▼▼▼

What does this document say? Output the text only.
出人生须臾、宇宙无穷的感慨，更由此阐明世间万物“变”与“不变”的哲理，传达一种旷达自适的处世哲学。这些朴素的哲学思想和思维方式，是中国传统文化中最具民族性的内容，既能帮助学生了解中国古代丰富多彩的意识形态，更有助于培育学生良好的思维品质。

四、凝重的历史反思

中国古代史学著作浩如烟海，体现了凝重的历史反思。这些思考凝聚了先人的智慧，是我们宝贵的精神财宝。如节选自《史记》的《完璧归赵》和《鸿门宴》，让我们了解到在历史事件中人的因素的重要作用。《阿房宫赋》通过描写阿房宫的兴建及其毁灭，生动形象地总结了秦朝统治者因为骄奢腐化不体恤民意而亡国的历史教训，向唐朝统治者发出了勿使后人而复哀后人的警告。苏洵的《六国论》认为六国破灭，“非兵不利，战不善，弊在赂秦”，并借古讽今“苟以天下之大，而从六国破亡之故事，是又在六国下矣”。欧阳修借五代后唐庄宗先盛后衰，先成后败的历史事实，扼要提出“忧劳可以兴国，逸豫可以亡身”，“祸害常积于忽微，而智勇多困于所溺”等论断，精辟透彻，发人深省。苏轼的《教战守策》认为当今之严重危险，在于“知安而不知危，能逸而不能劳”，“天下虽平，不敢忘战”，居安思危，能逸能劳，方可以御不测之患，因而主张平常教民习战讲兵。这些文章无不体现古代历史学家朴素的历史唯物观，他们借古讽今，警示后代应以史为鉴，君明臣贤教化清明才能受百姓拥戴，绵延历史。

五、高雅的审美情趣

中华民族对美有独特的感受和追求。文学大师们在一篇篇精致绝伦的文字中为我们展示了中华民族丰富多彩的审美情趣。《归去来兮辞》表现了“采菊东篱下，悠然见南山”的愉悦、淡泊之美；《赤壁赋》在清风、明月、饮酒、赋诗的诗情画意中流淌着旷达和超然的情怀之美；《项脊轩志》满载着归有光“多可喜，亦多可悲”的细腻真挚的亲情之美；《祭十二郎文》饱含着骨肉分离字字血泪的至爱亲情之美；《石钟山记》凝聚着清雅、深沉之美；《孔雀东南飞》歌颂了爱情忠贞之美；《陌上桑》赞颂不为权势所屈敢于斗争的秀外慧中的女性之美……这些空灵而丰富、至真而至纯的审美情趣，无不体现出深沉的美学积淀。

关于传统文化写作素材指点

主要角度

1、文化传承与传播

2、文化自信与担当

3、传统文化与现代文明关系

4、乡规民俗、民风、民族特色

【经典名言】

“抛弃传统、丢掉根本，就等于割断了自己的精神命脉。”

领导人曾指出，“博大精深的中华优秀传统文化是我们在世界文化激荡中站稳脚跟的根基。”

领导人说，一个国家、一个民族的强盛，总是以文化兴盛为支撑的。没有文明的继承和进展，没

▲▲▲
▼▼▼

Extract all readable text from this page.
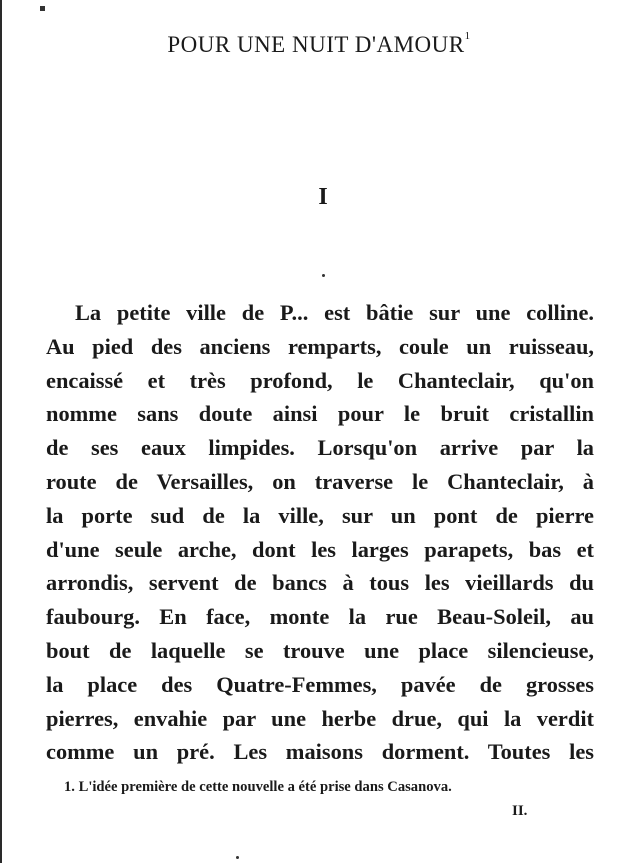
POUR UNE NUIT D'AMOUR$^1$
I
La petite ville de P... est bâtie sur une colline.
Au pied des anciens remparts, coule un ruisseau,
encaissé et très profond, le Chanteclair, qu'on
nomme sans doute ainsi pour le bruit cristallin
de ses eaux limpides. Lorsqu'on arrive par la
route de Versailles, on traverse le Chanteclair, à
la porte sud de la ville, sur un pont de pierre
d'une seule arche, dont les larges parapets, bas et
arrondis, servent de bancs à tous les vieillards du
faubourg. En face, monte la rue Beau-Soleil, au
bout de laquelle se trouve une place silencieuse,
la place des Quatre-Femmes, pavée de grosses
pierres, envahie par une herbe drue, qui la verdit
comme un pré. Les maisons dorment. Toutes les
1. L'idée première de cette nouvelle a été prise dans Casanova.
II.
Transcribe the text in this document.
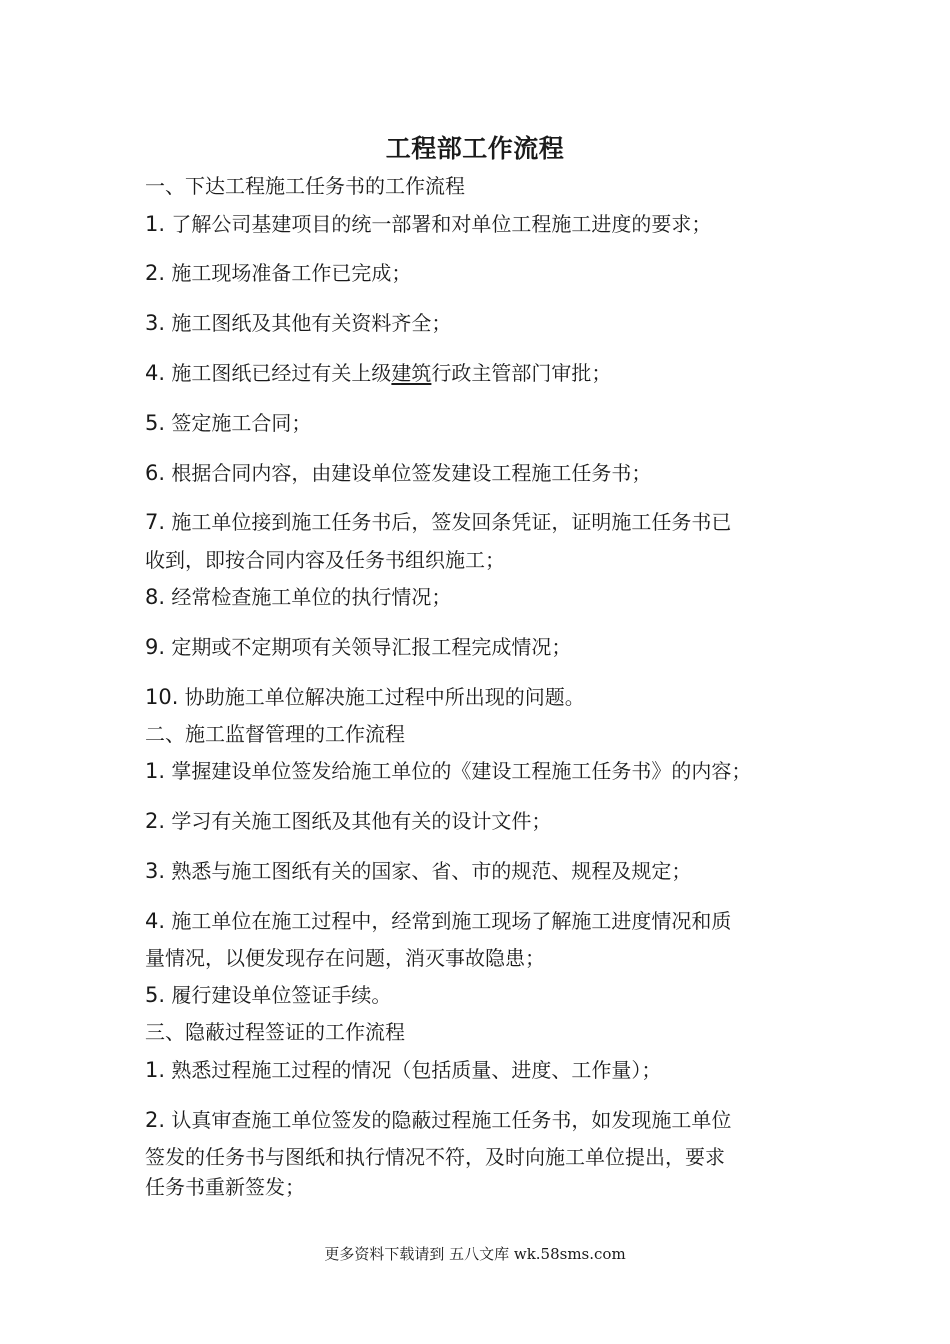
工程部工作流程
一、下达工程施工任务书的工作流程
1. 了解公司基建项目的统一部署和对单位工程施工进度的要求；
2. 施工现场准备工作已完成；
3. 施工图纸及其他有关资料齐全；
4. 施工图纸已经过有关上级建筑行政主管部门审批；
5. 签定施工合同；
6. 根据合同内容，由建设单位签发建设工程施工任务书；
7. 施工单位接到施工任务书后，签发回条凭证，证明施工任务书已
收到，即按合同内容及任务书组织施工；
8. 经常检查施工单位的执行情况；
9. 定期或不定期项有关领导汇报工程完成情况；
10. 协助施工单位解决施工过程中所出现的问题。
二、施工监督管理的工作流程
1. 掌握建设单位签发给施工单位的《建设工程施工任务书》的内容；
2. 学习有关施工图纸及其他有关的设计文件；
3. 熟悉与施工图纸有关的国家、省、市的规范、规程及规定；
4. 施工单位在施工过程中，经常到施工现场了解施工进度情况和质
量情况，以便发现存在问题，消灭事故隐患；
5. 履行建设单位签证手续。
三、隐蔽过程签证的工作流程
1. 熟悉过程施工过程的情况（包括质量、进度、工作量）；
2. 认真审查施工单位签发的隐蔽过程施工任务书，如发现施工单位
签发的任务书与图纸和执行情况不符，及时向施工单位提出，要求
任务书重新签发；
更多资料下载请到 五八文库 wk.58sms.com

▲▲▲
▼▼▼

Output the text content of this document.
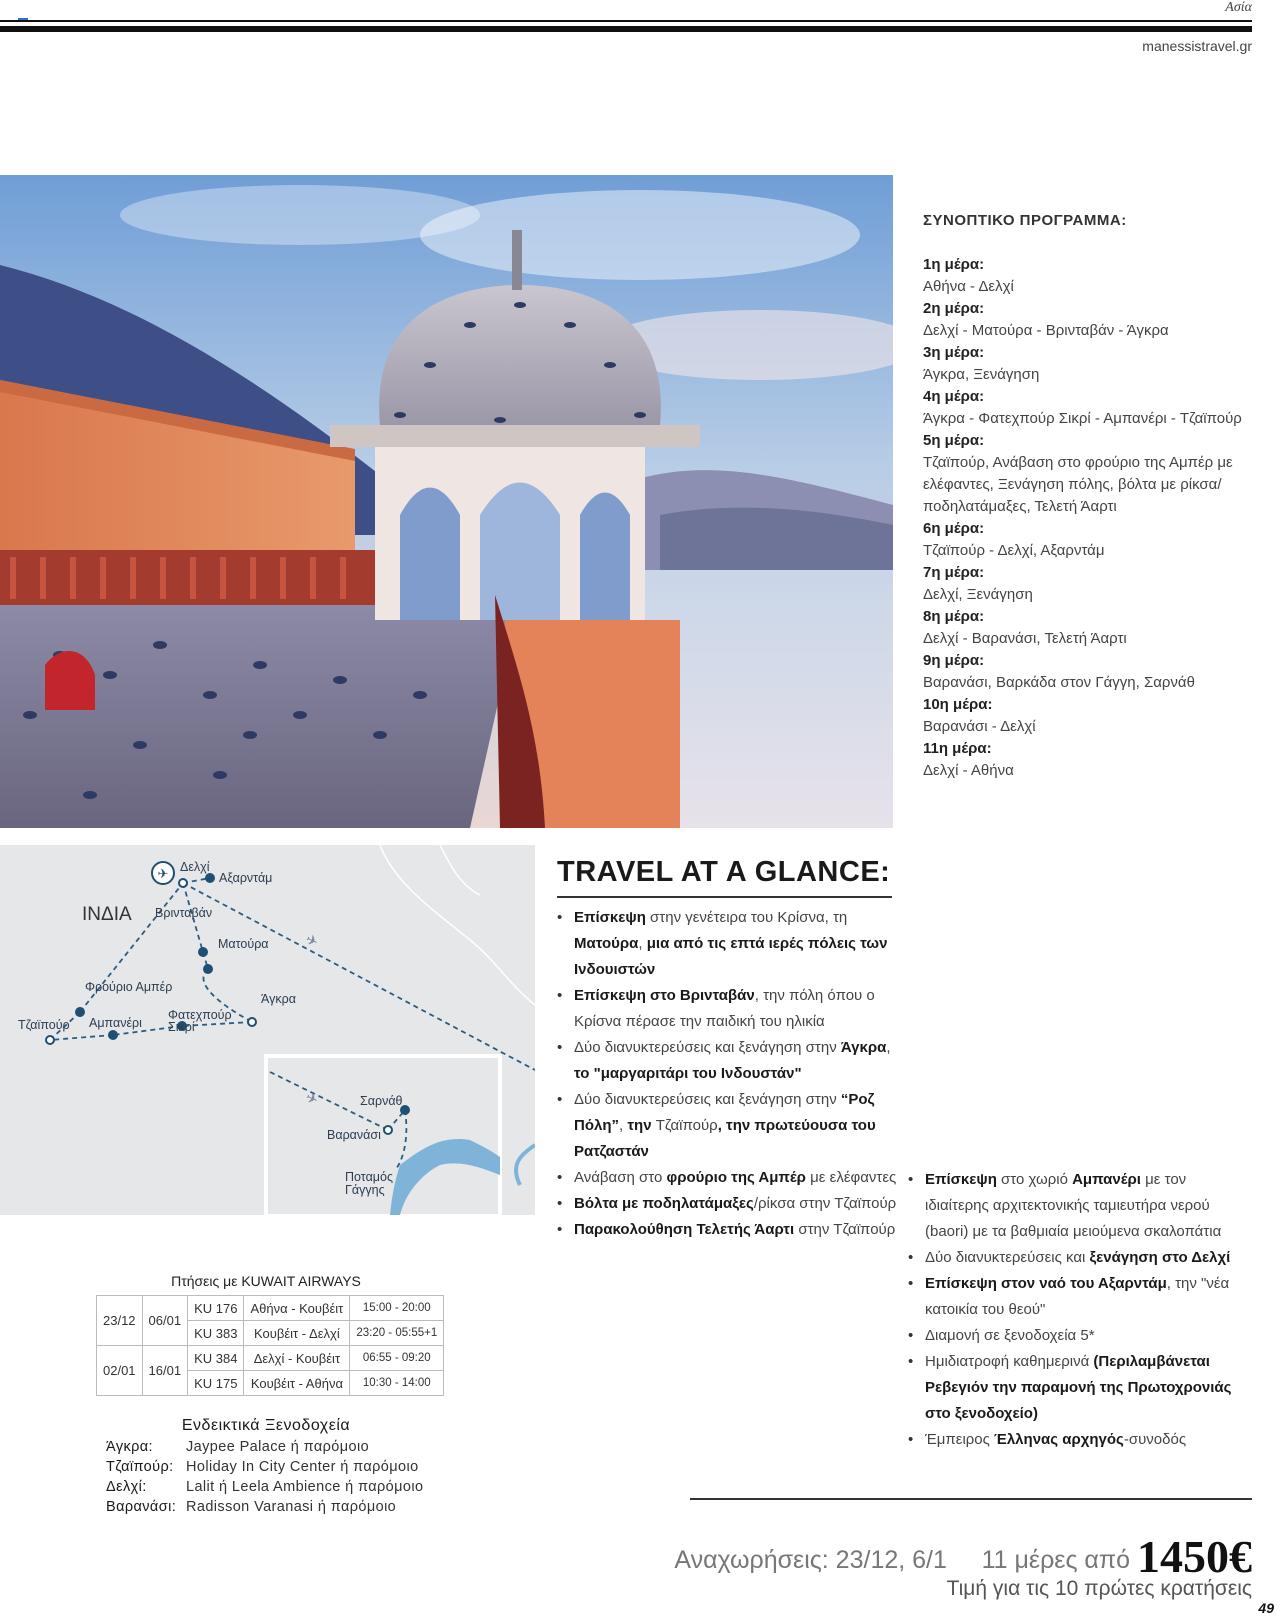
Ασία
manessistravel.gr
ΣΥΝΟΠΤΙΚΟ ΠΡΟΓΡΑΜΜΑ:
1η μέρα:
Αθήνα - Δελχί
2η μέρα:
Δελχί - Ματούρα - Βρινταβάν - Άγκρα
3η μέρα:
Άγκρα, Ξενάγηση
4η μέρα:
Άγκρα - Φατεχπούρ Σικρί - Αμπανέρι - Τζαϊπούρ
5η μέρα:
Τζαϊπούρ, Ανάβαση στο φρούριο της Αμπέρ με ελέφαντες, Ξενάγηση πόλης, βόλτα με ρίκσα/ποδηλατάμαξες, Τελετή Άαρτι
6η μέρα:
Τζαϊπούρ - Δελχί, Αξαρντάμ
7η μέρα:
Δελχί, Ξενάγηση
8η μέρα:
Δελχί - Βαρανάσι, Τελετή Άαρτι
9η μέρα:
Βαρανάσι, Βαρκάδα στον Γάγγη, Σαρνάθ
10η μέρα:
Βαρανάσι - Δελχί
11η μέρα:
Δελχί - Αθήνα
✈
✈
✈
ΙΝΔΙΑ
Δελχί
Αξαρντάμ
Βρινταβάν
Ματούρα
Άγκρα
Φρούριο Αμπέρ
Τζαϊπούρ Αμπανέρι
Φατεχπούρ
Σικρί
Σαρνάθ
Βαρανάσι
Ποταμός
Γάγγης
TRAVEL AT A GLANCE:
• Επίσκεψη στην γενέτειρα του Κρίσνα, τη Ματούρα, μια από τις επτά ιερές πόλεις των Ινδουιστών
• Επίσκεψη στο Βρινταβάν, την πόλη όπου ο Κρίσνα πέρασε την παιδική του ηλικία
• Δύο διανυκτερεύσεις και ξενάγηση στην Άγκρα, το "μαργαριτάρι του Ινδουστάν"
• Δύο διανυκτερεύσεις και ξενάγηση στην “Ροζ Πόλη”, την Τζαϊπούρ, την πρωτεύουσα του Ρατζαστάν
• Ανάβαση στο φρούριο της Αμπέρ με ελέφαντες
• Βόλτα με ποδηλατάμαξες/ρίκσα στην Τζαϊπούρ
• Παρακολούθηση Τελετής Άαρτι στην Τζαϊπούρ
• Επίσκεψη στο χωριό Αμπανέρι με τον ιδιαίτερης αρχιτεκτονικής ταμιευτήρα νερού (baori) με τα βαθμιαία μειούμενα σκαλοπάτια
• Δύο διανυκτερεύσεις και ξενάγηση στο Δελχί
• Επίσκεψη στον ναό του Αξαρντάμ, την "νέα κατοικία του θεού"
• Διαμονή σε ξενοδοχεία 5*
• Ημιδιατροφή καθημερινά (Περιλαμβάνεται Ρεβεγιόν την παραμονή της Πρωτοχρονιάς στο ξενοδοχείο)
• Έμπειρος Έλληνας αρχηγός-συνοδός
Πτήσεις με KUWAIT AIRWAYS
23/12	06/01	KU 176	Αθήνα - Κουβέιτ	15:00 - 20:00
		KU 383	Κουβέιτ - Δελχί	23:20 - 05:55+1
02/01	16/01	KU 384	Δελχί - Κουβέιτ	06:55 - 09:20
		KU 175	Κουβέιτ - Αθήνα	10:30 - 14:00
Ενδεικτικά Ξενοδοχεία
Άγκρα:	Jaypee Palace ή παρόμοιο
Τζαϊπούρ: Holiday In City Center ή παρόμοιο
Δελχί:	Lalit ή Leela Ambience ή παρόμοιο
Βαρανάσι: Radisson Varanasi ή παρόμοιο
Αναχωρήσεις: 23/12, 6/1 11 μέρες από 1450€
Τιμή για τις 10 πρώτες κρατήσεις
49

▲▲▲

▸ **WHAT YOU WILL DO**: Show the lines from the data above that contain the string "Ανάβαση".

▸ **FINAL RESULT**:
Τζαϊπούρ, Ανάβαση στο φρούριο της Αμπέρ με ελέφαντες, Ξενάγηση πόλης, βόλτα με ρίκσα/ποδηλατάμαξες, Τελετή Άαρτι
• Ανάβαση στο φρούριο της Αμπέρ με ελέφαντες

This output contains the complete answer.